==== The input
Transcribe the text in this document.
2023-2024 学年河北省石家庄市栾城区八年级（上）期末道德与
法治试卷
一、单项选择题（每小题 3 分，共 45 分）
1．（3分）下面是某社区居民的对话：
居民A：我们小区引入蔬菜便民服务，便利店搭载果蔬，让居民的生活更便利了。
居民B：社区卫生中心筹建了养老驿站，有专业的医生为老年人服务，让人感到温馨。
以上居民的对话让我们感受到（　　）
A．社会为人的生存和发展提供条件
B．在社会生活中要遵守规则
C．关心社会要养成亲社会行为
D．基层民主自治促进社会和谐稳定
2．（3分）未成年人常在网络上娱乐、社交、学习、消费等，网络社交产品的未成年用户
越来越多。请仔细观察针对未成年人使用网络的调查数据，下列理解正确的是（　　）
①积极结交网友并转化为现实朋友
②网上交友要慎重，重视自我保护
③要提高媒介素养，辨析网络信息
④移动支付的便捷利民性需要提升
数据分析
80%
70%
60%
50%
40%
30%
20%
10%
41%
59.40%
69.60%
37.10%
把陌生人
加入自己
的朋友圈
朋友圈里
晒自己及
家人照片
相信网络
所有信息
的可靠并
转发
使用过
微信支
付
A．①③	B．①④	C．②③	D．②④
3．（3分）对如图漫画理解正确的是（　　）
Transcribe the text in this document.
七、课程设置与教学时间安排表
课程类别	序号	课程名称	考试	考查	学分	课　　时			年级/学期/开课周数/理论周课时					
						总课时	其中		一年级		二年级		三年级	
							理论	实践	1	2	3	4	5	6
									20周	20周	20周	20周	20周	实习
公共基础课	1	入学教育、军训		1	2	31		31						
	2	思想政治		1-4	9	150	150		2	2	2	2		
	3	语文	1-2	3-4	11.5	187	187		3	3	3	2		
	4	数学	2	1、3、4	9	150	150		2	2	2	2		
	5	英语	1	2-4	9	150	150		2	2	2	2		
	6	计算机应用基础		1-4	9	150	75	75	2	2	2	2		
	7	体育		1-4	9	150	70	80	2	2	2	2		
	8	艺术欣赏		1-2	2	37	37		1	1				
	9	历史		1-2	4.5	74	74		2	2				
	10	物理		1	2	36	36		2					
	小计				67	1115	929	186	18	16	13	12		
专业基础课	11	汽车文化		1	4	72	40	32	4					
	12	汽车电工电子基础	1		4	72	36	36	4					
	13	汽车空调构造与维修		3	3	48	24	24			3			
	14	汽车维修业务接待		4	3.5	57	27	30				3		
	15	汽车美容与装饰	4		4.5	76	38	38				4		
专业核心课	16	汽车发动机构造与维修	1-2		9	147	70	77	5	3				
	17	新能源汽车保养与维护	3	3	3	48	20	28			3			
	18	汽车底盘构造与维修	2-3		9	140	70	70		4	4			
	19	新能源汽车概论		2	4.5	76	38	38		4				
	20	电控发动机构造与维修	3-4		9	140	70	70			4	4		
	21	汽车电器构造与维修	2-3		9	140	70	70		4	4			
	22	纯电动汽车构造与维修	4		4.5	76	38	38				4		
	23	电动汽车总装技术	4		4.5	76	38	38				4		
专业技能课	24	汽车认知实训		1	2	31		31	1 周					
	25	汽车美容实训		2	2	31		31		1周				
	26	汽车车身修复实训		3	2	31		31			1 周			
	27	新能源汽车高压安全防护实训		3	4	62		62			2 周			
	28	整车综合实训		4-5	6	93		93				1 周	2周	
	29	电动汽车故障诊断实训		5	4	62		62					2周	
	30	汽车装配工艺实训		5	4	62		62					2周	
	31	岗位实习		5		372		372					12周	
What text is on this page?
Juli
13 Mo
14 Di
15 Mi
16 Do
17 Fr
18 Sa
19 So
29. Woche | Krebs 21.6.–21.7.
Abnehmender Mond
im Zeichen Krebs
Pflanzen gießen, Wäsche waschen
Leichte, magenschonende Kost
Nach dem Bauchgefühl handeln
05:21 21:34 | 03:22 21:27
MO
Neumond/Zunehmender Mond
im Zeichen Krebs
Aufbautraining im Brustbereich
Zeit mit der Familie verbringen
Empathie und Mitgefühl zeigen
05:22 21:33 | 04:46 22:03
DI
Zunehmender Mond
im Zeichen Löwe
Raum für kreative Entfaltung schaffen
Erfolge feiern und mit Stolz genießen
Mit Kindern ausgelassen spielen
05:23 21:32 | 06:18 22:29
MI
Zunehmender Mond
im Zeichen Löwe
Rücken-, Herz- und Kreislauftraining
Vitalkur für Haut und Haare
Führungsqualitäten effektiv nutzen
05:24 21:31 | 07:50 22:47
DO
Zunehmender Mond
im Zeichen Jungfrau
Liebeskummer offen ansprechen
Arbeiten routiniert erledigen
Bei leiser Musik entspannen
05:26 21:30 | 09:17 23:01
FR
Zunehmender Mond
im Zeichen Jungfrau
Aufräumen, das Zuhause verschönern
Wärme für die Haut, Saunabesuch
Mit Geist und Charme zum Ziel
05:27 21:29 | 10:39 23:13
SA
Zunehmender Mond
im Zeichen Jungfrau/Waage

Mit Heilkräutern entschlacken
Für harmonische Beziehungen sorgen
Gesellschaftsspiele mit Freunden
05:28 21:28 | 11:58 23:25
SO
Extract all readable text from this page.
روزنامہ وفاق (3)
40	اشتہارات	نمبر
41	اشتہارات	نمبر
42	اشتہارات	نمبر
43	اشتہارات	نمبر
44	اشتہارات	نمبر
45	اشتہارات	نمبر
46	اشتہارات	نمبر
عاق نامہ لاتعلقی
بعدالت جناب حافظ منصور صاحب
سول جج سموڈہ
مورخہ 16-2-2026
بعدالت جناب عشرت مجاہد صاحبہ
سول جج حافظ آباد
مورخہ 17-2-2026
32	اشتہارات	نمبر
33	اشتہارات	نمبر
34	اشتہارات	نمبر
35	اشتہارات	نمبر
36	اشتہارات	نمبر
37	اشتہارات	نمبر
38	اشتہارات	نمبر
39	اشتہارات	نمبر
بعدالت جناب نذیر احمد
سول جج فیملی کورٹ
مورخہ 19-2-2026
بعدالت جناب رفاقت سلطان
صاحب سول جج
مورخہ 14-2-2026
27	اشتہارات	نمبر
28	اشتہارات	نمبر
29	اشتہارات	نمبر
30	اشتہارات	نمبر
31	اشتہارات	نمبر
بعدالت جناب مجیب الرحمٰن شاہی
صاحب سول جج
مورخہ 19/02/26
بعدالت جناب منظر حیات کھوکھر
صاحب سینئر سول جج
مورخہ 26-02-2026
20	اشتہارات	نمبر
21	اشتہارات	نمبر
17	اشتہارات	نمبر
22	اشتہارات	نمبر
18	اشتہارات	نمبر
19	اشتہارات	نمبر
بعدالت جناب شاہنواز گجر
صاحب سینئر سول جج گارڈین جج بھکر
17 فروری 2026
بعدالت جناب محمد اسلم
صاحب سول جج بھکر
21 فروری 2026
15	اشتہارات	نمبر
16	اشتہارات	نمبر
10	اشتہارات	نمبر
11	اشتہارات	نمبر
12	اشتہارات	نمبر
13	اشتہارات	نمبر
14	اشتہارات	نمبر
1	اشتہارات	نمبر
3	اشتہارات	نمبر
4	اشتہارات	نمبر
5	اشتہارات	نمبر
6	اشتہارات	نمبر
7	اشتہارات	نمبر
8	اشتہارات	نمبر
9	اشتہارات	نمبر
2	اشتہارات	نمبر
========
(Exercise goal):
Print all the data exactly.

(Exercise solution):
Transcribe the text in this document.
2023-2024 学年河北省石家庄市栾城区八年级（上）期末道德与
法治试卷
一、单项选择题（每小题 3 分，共 45 分）
1．（3分）下面是某社区居民的对话：
居民A：我们小区引入蔬菜便民服务，便利店搭载果蔬，让居民的生活更便利了。
居民B：社区卫生中心筹建了养老驿站，有专业的医生为老年人服务，让人感到温馨。
以上居民的对话让我们感受到（　　）
A．社会为人的生存和发展提供条件
B．在社会生活中要遵守规则
C．关心社会要养成亲社会行为
D．基层民主自治促进社会和谐稳定
2．（3分）未成年人常在网络上娱乐、社交、学习、消费等，网络社交产品的未成年用户
越来越多。请仔细观察针对未成年人使用网络的调查数据，下列理解正确的是（　　）
①积极结交网友并转化为现实朋友
②网上交友要慎重，重视自我保护
③要提高媒介素养，辨析网络信息
④移动支付的便捷利民性需要提升
数据分析
80%
70%
60%
50%
40%
30%
20%
10%
41%
59.40%
69.60%
37.10%
把陌生人
加入自己
的朋友圈
朋友圈里
晒自己及
家人照片
相信网络
所有信息
的可靠并
转发
使用过
微信支
付
A．①③	B．①④	C．②③	D．②④
3．（3分）对如图漫画理解正确的是（　　）
Transcribe the text in this document.
七、课程设置与教学时间安排表
课程类别	序号	课程名称	考试	考查	学分	课　　时			年级/学期/开课周数/理论周课时					
						总课时	其中		一年级		二年级		三年级	
							理论	实践	1	2	3	4	5	6
									20周	20周	20周	20周	20周	实习
公共基础课	1	入学教育、军训		1	2	31		31						
	2	思想政治		1-4	9	150	150		2	2	2	2		
	3	语文	1-2	3-4	11.5	187	187		3	3	3	2		
	4	数学	2	1、3、4	9	150	150		2	2	2	2		
	5	英语	1	2-4	9	150	150		2	2	2	2		
	6	计算机应用基础		1-4	9	150	75	75	2	2	2	2		
	7	体育		1-4	9	150	70	80	2	2	2	2		
	8	艺术欣赏		1-2	2	37	37		1	1				
	9	历史		1-2	4.5	74	74		2	2				
	10	物理		1	2	36	36		2					
	小计				67	1115	929	186	18	16	13	12		
专业基础课	11	汽车文化		1	4	72	40	32	4					
	12	汽车电工电子基础	1		4	72	36	36	4					
	13	汽车空调构造与维修		3	3	48	24	24			3			
	14	汽车维修业务接待		4	3.5	57	27	30				3		
	15	汽车美容与装饰	4		4.5	76	38	38				4		
专业核心课	16	汽车发动机构造与维修	1-2		9	147	70	77	5	3				
	17	新能源汽车保养与维护	3	3	3	48	20	28			3			
	18	汽车底盘构造与维修	2-3		9	140	70	70		4	4			
	19	新能源汽车概论		2	4.5	76	38	38		4				
	20	电控发动机构造与维修	3-4		9	140	70	70			4	4		
	21	汽车电器构造与维修	2-3		9	140	70	70		4	4			
	22	纯电动汽车构造与维修	4		4.5	76	38	38				4		
	23	电动汽车总装技术	4		4.5	76	38	38				4		
专业技能课	24	汽车认知实训		1	2	31		31	1 周					
	25	汽车美容实训		2	2	31		31		1周				
	26	汽车车身修复实训		3	2	31		31			1 周			
	27	新能源汽车高压安全防护实训		3	4	62		62			2 周			
	28	整车综合实训		4-5	6	93		93				1 周	2周	
	29	电动汽车故障诊断实训		5	4	62		62					2周	
	30	汽车装配工艺实训		5	4	62		62					2周	
	31	岗位实习		5		372		372					12周	
What text is on this page?
Juli
13 Mo
14 Di
15 Mi
16 Do
17 Fr
18 Sa
19 So
29. Woche | Krebs 21.6.–21.7.
Abnehmender Mond
im Zeichen Krebs
Pflanzen gießen, Wäsche waschen
Leichte, magenschonende Kost
Nach dem Bauchgefühl handeln
05:21 21:34 | 03:22 21:27
MO
Neumond/Zunehmender Mond
im Zeichen Krebs
Aufbautraining im Brustbereich
Zeit mit der Familie verbringen
Empathie und Mitgefühl zeigen
05:22 21:33 | 04:46 22:03
DI
Zunehmender Mond
im Zeichen Löwe
Raum für kreative Entfaltung schaffen
Erfolge feiern und mit Stolz genießen
Mit Kindern ausgelassen spielen
05:23 21:32 | 06:18 22:29
MI
Zunehmender Mond
im Zeichen Löwe
Rücken-, Herz- und Kreislauftraining
Vitalkur für Haut und Haare
Führungsqualitäten effektiv nutzen
05:24 21:31 | 07:50 22:47
DO
Zunehmender Mond
im Zeichen Jungfrau
Liebeskummer offen ansprechen
Arbeiten routiniert erledigen
Bei leiser Musik entspannen
05:26 21:30 | 09:17 23:01
FR
Zunehmender Mond
im Zeichen Jungfrau
Aufräumen, das Zuhause verschönern
Wärme für die Haut, Saunabesuch
Mit Geist und Charme zum Ziel
05:27 21:29 | 10:39 23:13
SA
Zunehmender Mond
im Zeichen Jungfrau/Waage

Mit Heilkräutern entschlacken
Für harmonische Beziehungen sorgen
Gesellschaftsspiele mit Freunden
05:28 21:28 | 11:58 23:25
SO
Extract all readable text from this page.
روزنامہ وفاق (3)
40	اشتہارات	نمبر
41	اشتہارات	نمبر
42	اشتہارات	نمبر
43	اشتہارات	نمبر
44	اشتہارات	نمبر
45	اشتہارات	نمبر
46	اشتہارات	نمبر
عاق نامہ لاتعلقی
بعدالت جناب حافظ منصور صاحب
سول جج سموڈہ
مورخہ 16-2-2026
بعدالت جناب عشرت مجاہد صاحبہ
سول جج حافظ آباد
مورخہ 17-2-2026
32	اشتہارات	نمبر
33	اشتہارات	نمبر
34	اشتہارات	نمبر
35	اشتہارات	نمبر
36	اشتہارات	نمبر
37	اشتہارات	نمبر
38	اشتہارات	نمبر
39	اشتہارات	نمبر
بعدالت جناب نذیر احمد
سول جج فیملی کورٹ
مورخہ 19-2-2026
بعدالت جناب رفاقت سلطان
صاحب سول جج
مورخہ 14-2-2026
27	اشتہارات	نمبر
28	اشتہارات	نمبر
29	اشتہارات	نمبر
30	اشتہارات	نمبر
31	اشتہارات	نمبر
بعدالت جناب مجیب الرحمٰن شاہی
صاحب سول جج
مورخہ 19/02/26
بعدالت جناب منظر حیات کھوکھر
صاحب سینئر سول جج
مورخہ 26-02-2026
20	اشتہارات	نمبر
21	اشتہارات	نمبر
17	اشتہارات	نمبر
22	اشتہارات	نمبر
18	اشتہارات	نمبر
19	اشتہارات	نمبر
بعدالت جناب شاہنواز گجر
صاحب سینئر سول جج گارڈین جج بھکر
17 فروری 2026
بعدالت جناب محمد اسلم
صاحب سول جج بھکر
21 فروری 2026
15	اشتہارات	نمبر
16	اشتہارات	نمبر
10	اشتہارات	نمبر
11	اشتہارات	نمبر
12	اشتہارات	نمبر
13	اشتہارات	نمبر
14	اشتہارات	نمبر
1	اشتہارات	نمبر
3	اشتہارات	نمبر
4	اشتہارات	نمبر
5	اشتہارات	نمبر
6	اشتہارات	نمبر
7	اشتہارات	نمبر
8	اشتہارات	نمبر
9	اشتہارات	نمبر
2	اشتہارات	نمبر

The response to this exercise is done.